## INFORMATION GIVEN

####

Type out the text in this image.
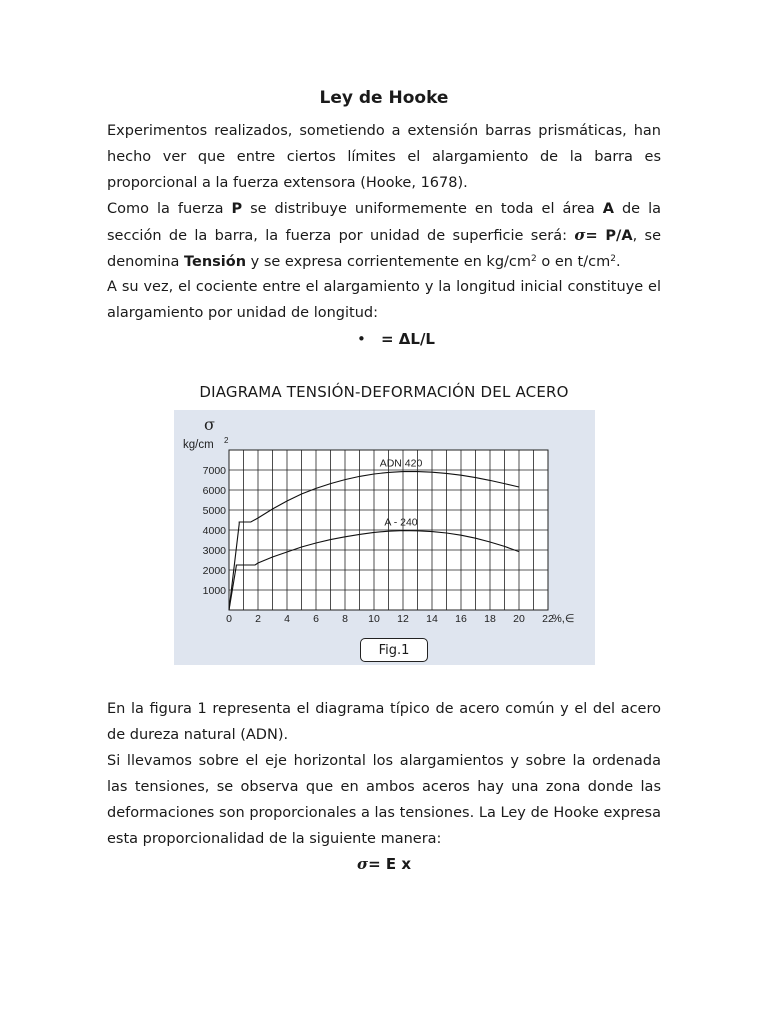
Ley de Hooke
Experimentos realizados, sometiendo a extensión barras prismáticas, han hecho ver que entre ciertos límites el alargamiento de la barra es proporcional a la fuerza extensora (Hooke, 1678).
Como la fuerza P se distribuye uniformemente en toda el área A de la sección de la barra, la fuerza por unidad de superficie será: σ= P/A, se denomina Tensión y se expresa corrientemente en $kg/cm^2$ o en $t/cm^2$.
A su vez, el cociente entre el alargamiento y la longitud inicial constituye el alargamiento por unidad de longitud:
• = ΔL/L
DIAGRAMA TENSIÓN-DEFORMACIÓN DEL ACERO
0 2 4 6 8 10 12 14 16 18 20 22
1000
2000
3000
4000
5000
6000
7000
%,∈
σ
kg/cm 2
ADN 420
A - 240
Fig.1
En la figura 1 representa el diagrama típico de acero común y el del acero de dureza natural (ADN).
Si llevamos sobre el eje horizontal los alargamientos y sobre la ordenada las tensiones, se observa que en ambos aceros hay una zona donde las deformaciones son proporcionales a las tensiones. La Ley de Hooke expresa esta proporcionalidad de la siguiente manera:
σ= E x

####

## WHAT THIS TASK INVOLVES
Return the entries unchanged, save for the pictures, which do not belong in the copy.

## SOLUTION TO THIS PROBLEM
Type out the text in this image.
Ley de Hooke
Experimentos realizados, sometiendo a extensión barras prismáticas, han hecho ver que entre ciertos límites el alargamiento de la barra es proporcional a la fuerza extensora (Hooke, 1678).
Como la fuerza P se distribuye uniformemente en toda el área A de la sección de la barra, la fuerza por unidad de superficie será: σ= P/A, se denomina Tensión y se expresa corrientemente en $kg/cm^2$ o en $t/cm^2$.
A su vez, el cociente entre el alargamiento y la longitud inicial constituye el alargamiento por unidad de longitud:
• = ΔL/L
DIAGRAMA TENSIÓN-DEFORMACIÓN DEL ACERO
0 2 4 6 8 10 12 14 16 18 20 22
1000
2000
3000
4000
5000
6000
7000
%,∈
σ
kg/cm 2
ADN 420
A - 240
Fig.1
En la figura 1 representa el diagrama típico de acero común y el del acero de dureza natural (ADN).
Si llevamos sobre el eje horizontal los alargamientos y sobre la ordenada las tensiones, se observa que en ambos aceros hay una zona donde las deformaciones son proporcionales a las tensiones. La Ley de Hooke expresa esta proporcionalidad de la siguiente manera:
σ= E x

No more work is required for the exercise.